= Short problem =
Copy out the listing in full, exactly as written, but not its pictures.

Data listing
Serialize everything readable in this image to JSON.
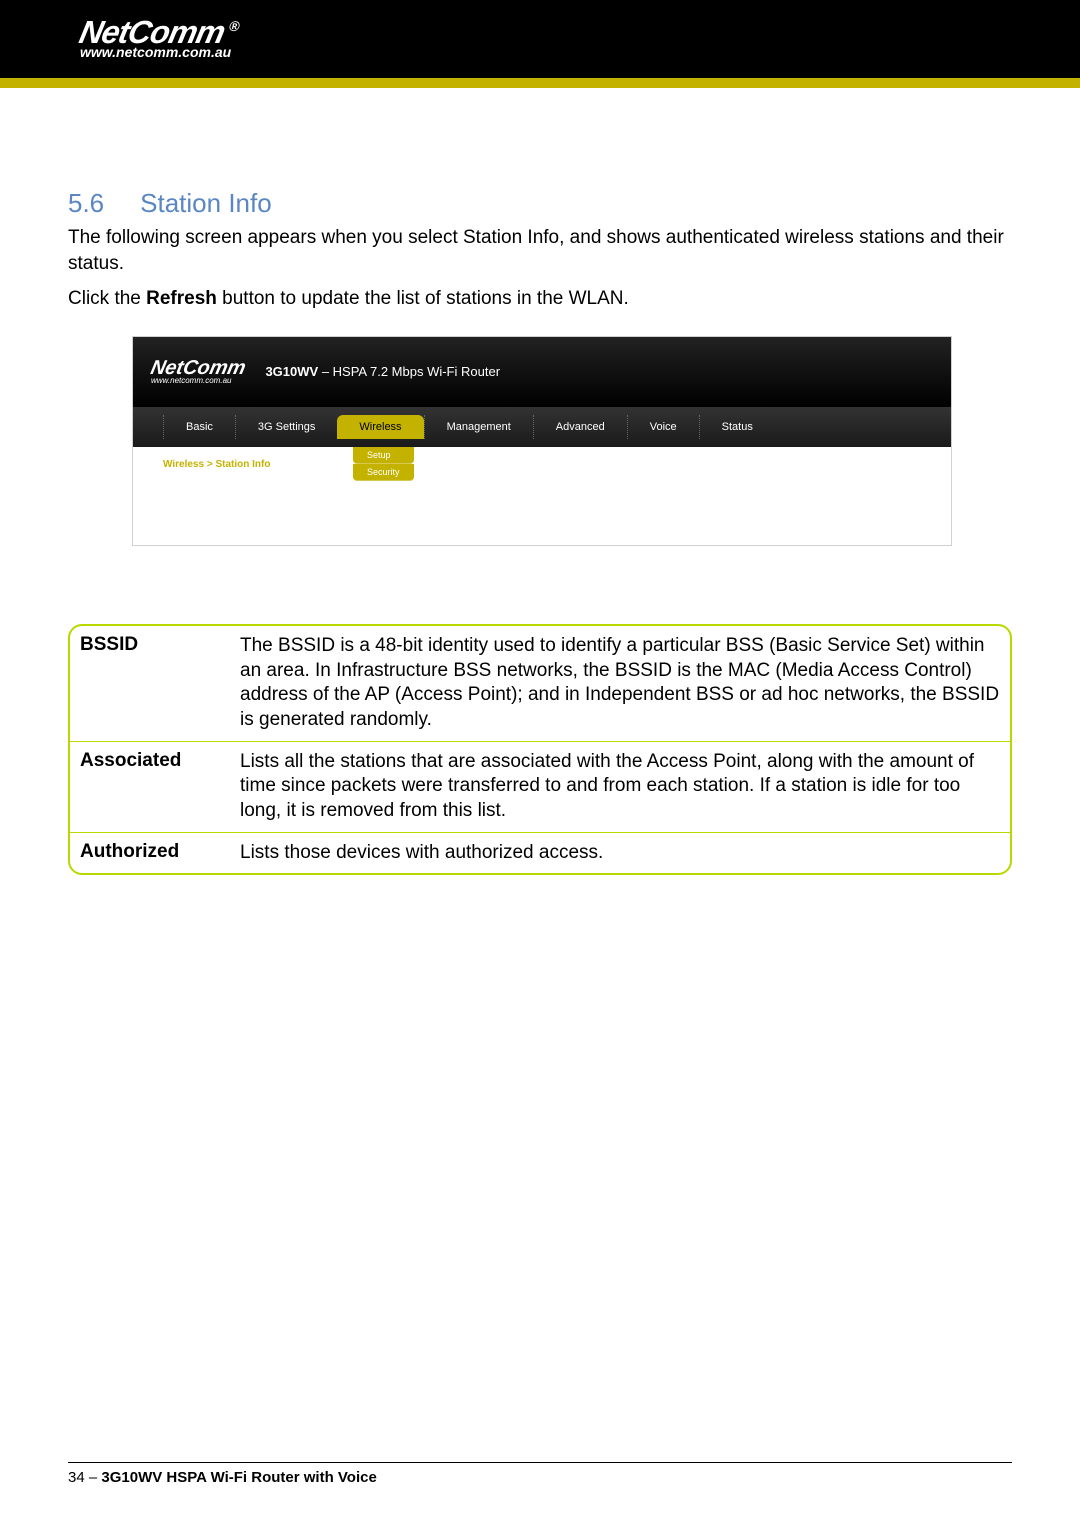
{
  "header": {
    "logo_text": "NetComm",
    "logo_reg": "®",
    "url": "www.netcomm.com.au"
  },
  "section": {
    "number": "5.6",
    "title": "Station Info",
    "para1": "The following screen appears when you select Station Info, and shows authenticated wireless stations and their status.",
    "para2_pre": "Click the ",
    "para2_bold": "Refresh",
    "para2_post": " button to update the list of stations in the WLAN."
  },
  "router": {
    "logo": "NetComm",
    "logo_url": "www.netcomm.com.au",
    "title_bold": "3G10WV",
    "title_rest": " – HSPA 7.2 Mbps Wi-Fi Router",
    "nav": [
      "Basic",
      "3G Settings",
      "Wireless",
      "Management",
      "Advanced",
      "Voice",
      "Status"
    ],
    "nav_active_index": 2,
    "sub_nav": [
      "Setup",
      "Security"
    ],
    "breadcrumb": "Wireless > Station Info"
  },
  "definitions": [
    {
      "term": "BSSID",
      "desc": "The BSSID is a 48-bit identity used to identify a particular BSS (Basic Service Set) within an area. In Infrastructure BSS networks, the BSSID is the MAC (Media Access Control) address of the AP (Access Point); and in Independent BSS or ad hoc networks, the BSSID is generated randomly."
    },
    {
      "term": "Associated",
      "desc": "Lists all the stations that are associated with the Access Point, along with the amount of time since packets were transferred to and from each station. If a station is idle for too long, it is removed from this list."
    },
    {
      "term": "Authorized",
      "desc": "Lists those devices with authorized access."
    }
  ],
  "footer": {
    "page": "34",
    "sep": " – ",
    "model": "3G10WV HSPA Wi-Fi Router with Voice"
  }
}
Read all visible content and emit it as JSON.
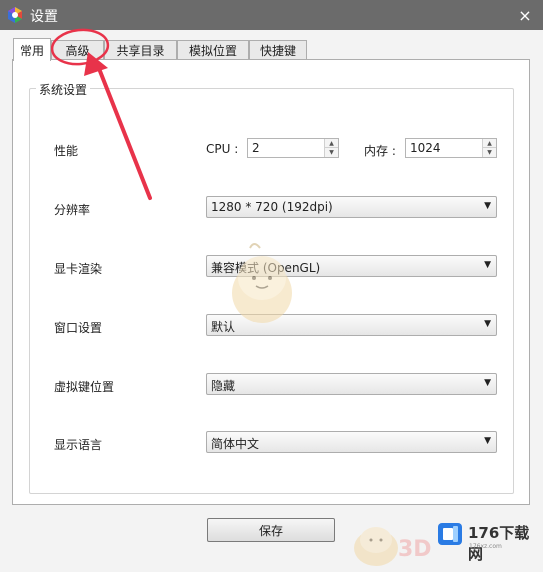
{
  "window": {
    "title": "设置",
    "close_icon": "×"
  },
  "tabs": [
    {
      "label": "常用",
      "active": true
    },
    {
      "label": "高级",
      "active": false
    },
    {
      "label": "共享目录",
      "active": false
    },
    {
      "label": "模拟位置",
      "active": false
    },
    {
      "label": "快捷键",
      "active": false
    }
  ],
  "group": {
    "title": "系统设置"
  },
  "performance": {
    "label": "性能",
    "cpu_label": "CPU :",
    "cpu_value": "2",
    "memory_label": "内存 :",
    "memory_value": "1024"
  },
  "resolution": {
    "label": "分辨率",
    "value": "1280 * 720 (192dpi)"
  },
  "graphics": {
    "label": "显卡渲染",
    "value": "兼容模式 (OpenGL)"
  },
  "window_setting": {
    "label": "窗口设置",
    "value": "默认"
  },
  "virtual_keys": {
    "label": "虚拟键位置",
    "value": "隐藏"
  },
  "language": {
    "label": "显示语言",
    "value": "简体中文"
  },
  "save_button": {
    "label": "保存"
  },
  "watermark": {
    "logo_text": "176下载网",
    "logo_sub": "176xz.com",
    "mark_3d": "3D"
  },
  "colors": {
    "titlebar": "#6b6b6b",
    "annotation": "#e8334a"
  }
}
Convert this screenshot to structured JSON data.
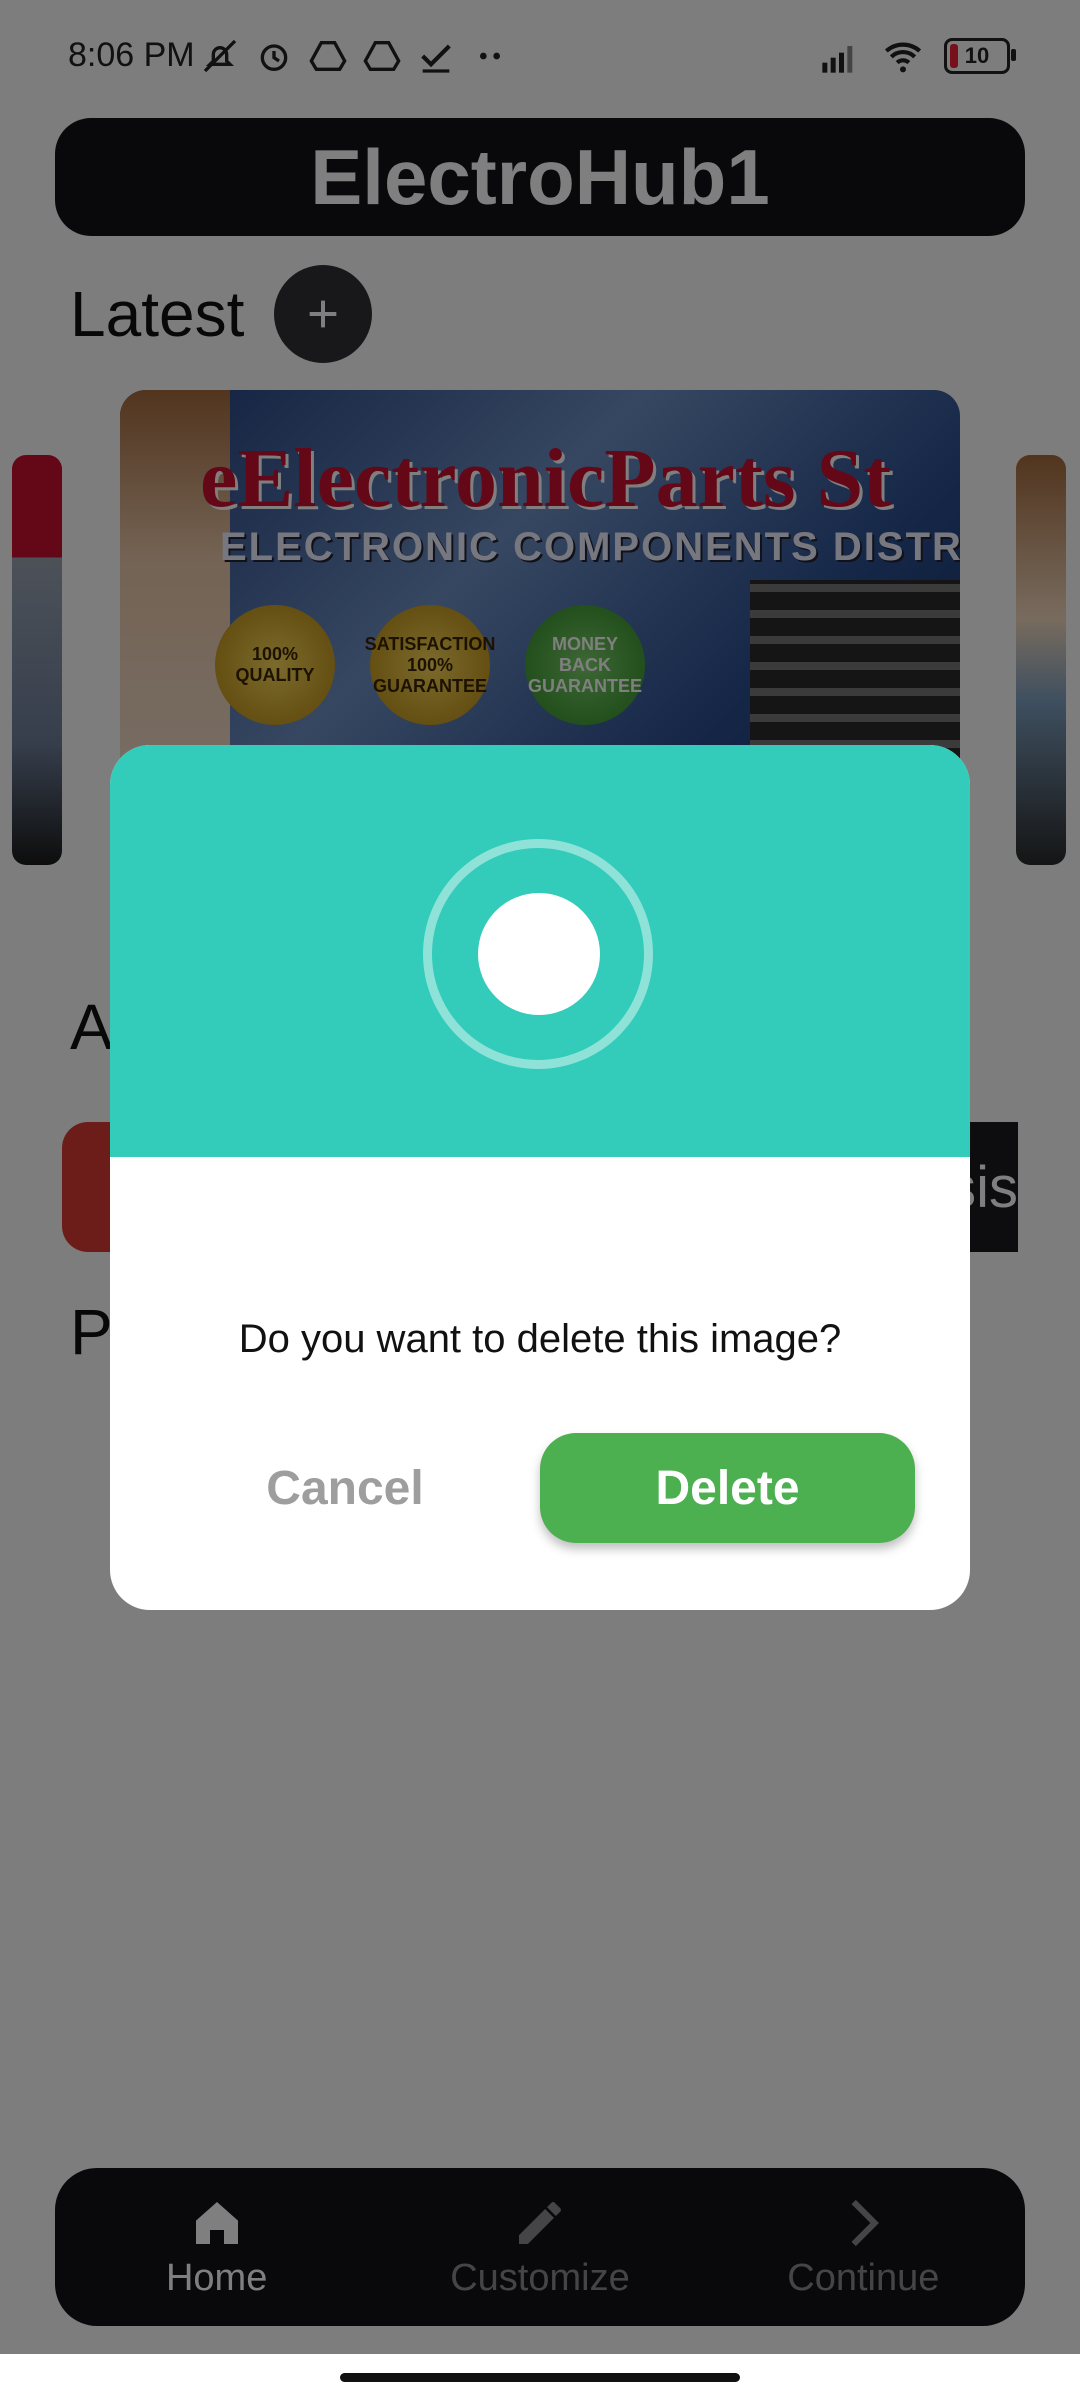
{
  "status_bar": {
    "time": "8:06 PM",
    "battery": "10"
  },
  "app_bar": {
    "title": "ElectroHub1"
  },
  "latest": {
    "label": "Latest",
    "add_icon": "plus-icon"
  },
  "carousel": {
    "headline": "eElectronicParts St",
    "subline": "ELECTRONIC COMPONENTS DISTR",
    "badges": [
      "100% QUALITY",
      "SATISFACTION 100% GUARANTEE",
      "MONEY BACK GUARANTEE"
    ]
  },
  "sections": {
    "a_label": "A",
    "p_label": "P",
    "chip_text": "sis"
  },
  "dialog": {
    "message": "Do you want to delete this image?",
    "cancel_label": "Cancel",
    "delete_label": "Delete",
    "accent_color": "#33cbb9",
    "delete_color": "#4caf50"
  },
  "bottom_nav": {
    "items": [
      {
        "label": "Home",
        "icon": "home-icon",
        "active": true
      },
      {
        "label": "Customize",
        "icon": "pencil-icon",
        "active": false
      },
      {
        "label": "Continue",
        "icon": "chevron-right-icon",
        "active": false
      }
    ]
  }
}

= Solution for this task =
Serialize everything readable in this image to JSON.
{
  "header": {
    "logo_text": "NetComm",
    "logo_reg": "®",
    "url": "www.netcomm.com.au"
  },
  "section": {
    "number": "5.6",
    "title": "Station Info",
    "para1": "The following screen appears when you select Station Info, and shows authenticated wireless stations and their status.",
    "para2_pre": "Click the ",
    "para2_bold": "Refresh",
    "para2_post": " button to update the list of stations in the WLAN."
  },
  "router": {
    "logo": "NetComm",
    "logo_url": "www.netcomm.com.au",
    "title_bold": "3G10WV",
    "title_rest": " – HSPA 7.2 Mbps Wi-Fi Router",
    "nav": [
      "Basic",
      "3G Settings",
      "Wireless",
      "Management",
      "Advanced",
      "Voice",
      "Status"
    ],
    "nav_active_index": 2,
    "sub_nav": [
      "Setup",
      "Security"
    ],
    "breadcrumb": "Wireless > Station Info"
  },
  "definitions": [
    {
      "term": "BSSID",
      "desc": "The BSSID is a 48-bit identity used to identify a particular BSS (Basic Service Set) within an area. In Infrastructure BSS networks, the BSSID is the MAC (Media Access Control) address of the AP (Access Point); and in Independent BSS or ad hoc networks, the BSSID is generated randomly."
    },
    {
      "term": "Associated",
      "desc": "Lists all the stations that are associated with the Access Point, along with the amount of time since packets were transferred to and from each station. If a station is idle for too long, it is removed from this list."
    },
    {
      "term": "Authorized",
      "desc": "Lists those devices with authorized access."
    }
  ],
  "footer": {
    "page": "34",
    "sep": " – ",
    "model": "3G10WV HSPA Wi-Fi Router with Voice"
  }
}
Read all visible content and emit it as JSON.
{
  "window": {
    "title": "设置",
    "close_icon": "×"
  },
  "tabs": [
    {
      "label": "常用",
      "active": true
    },
    {
      "label": "高级",
      "active": false
    },
    {
      "label": "共享目录",
      "active": false
    },
    {
      "label": "模拟位置",
      "active": false
    },
    {
      "label": "快捷键",
      "active": false
    }
  ],
  "group": {
    "title": "系统设置"
  },
  "performance": {
    "label": "性能",
    "cpu_label": "CPU :",
    "cpu_value": "2",
    "memory_label": "内存 :",
    "memory_value": "1024"
  },
  "resolution": {
    "label": "分辨率",
    "value": "1280 * 720 (192dpi)"
  },
  "graphics": {
    "label": "显卡渲染",
    "value": "兼容模式 (OpenGL)"
  },
  "window_setting": {
    "label": "窗口设置",
    "value": "默认"
  },
  "virtual_keys": {
    "label": "虚拟键位置",
    "value": "隐藏"
  },
  "language": {
    "label": "显示语言",
    "value": "简体中文"
  },
  "save_button": {
    "label": "保存"
  },
  "watermark": {
    "logo_text": "176下载网",
    "logo_sub": "176xz.com",
    "mark_3d": "3D"
  },
  "colors": {
    "titlebar": "#6b6b6b",
    "annotation": "#e8334a"
  }
}
Convert this screenshot to structured JSON data.
{
  "status_bar": {
    "time": "8:06 PM",
    "battery": "10"
  },
  "app_bar": {
    "title": "ElectroHub1"
  },
  "latest": {
    "label": "Latest",
    "add_icon": "plus-icon"
  },
  "carousel": {
    "headline": "eElectronicParts St",
    "subline": "ELECTRONIC COMPONENTS DISTR",
    "badges": [
      "100% QUALITY",
      "SATISFACTION 100% GUARANTEE",
      "MONEY BACK GUARANTEE"
    ]
  },
  "sections": {
    "a_label": "A",
    "p_label": "P",
    "chip_text": "sis"
  },
  "dialog": {
    "message": "Do you want to delete this image?",
    "cancel_label": "Cancel",
    "delete_label": "Delete",
    "accent_color": "#33cbb9",
    "delete_color": "#4caf50"
  },
  "bottom_nav": {
    "items": [
      {
        "label": "Home",
        "icon": "home-icon",
        "active": true
      },
      {
        "label": "Customize",
        "icon": "pencil-icon",
        "active": false
      },
      {
        "label": "Continue",
        "icon": "chevron-right-icon",
        "active": false
      }
    ]
  }
}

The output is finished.